• [EXERCISE]:
Where a line in the listing contains the string "JSON", copy that line out.

• [RECORDS PROVIDED]:
[BEGIN]

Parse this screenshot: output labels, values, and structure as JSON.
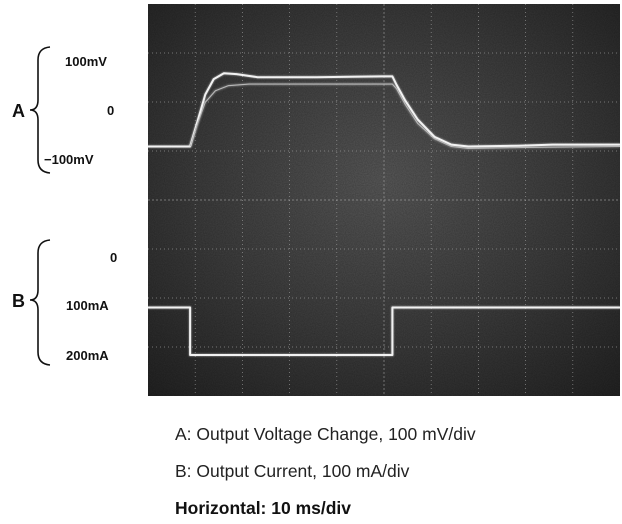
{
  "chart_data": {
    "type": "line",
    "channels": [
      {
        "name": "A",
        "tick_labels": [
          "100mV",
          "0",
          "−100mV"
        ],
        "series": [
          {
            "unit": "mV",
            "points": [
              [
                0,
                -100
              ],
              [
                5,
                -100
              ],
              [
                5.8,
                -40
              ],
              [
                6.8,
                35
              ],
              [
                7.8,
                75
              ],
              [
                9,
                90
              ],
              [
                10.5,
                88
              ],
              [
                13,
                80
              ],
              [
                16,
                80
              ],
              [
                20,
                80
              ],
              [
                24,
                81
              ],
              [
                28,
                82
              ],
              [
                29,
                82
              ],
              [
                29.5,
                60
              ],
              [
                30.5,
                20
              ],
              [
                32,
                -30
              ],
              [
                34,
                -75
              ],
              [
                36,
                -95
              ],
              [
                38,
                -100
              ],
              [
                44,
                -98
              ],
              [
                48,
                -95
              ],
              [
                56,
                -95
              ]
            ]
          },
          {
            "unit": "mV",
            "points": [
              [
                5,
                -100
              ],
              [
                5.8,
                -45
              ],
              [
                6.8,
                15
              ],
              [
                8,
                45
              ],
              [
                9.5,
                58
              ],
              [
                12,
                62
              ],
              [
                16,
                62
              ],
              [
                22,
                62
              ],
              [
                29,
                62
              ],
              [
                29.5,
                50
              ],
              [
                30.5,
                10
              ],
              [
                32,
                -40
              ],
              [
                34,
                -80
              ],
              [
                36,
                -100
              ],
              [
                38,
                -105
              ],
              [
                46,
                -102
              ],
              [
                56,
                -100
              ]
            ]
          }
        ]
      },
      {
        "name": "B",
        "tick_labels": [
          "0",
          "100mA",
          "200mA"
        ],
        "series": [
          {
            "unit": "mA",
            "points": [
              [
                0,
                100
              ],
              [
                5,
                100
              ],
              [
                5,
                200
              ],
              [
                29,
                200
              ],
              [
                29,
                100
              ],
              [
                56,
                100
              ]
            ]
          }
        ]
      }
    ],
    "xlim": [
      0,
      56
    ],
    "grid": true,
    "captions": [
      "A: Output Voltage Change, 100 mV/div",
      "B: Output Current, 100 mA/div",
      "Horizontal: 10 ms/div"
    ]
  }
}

[END]
[BEGIN]

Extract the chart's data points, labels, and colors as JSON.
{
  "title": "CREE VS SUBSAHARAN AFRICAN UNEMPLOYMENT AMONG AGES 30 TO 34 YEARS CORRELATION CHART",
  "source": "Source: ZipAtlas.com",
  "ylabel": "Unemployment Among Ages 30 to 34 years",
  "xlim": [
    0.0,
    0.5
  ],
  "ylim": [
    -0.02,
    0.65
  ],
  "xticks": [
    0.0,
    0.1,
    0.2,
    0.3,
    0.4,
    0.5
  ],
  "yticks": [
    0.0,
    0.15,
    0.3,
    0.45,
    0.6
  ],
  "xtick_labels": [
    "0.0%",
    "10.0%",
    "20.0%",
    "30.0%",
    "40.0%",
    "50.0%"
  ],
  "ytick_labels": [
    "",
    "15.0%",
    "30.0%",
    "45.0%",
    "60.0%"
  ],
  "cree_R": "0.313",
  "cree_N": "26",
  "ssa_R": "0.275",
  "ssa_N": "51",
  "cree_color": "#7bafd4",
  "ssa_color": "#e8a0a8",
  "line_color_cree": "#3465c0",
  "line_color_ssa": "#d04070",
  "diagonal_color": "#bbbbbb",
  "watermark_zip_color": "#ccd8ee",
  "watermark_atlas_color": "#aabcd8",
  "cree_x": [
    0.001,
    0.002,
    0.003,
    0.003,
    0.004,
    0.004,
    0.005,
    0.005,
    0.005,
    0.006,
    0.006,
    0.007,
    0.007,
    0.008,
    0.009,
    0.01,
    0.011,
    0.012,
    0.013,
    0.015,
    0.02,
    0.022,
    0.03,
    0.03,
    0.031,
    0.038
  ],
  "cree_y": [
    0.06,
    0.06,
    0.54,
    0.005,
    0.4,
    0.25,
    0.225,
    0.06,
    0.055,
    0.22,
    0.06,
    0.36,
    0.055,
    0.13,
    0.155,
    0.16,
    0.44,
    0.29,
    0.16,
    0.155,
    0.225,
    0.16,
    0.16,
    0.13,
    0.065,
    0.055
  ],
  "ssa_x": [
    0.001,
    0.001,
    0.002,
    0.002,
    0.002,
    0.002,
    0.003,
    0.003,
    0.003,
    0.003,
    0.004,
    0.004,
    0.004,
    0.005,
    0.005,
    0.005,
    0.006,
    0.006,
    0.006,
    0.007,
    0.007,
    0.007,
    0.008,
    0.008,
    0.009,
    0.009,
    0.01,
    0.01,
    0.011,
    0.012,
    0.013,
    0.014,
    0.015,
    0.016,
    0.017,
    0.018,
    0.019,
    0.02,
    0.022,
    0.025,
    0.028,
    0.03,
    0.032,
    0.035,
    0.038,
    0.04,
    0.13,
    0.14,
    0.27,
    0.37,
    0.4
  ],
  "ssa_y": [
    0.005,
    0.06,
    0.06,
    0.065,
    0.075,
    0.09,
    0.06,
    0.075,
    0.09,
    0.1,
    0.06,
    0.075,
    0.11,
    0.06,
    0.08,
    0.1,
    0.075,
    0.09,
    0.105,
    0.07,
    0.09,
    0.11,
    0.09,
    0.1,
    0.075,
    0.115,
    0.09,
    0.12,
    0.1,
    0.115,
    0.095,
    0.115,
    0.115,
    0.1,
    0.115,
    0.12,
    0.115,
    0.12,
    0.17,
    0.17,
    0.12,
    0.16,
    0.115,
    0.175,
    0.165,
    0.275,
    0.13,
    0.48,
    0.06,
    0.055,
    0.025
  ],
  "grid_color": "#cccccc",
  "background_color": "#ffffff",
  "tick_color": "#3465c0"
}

[END]

• [ANSWER FOR THIS EXERCISE]:
Parse this screenshot: output labels, values, and structure as JSON.
Extract the chart's data points, labels, and colors as JSON.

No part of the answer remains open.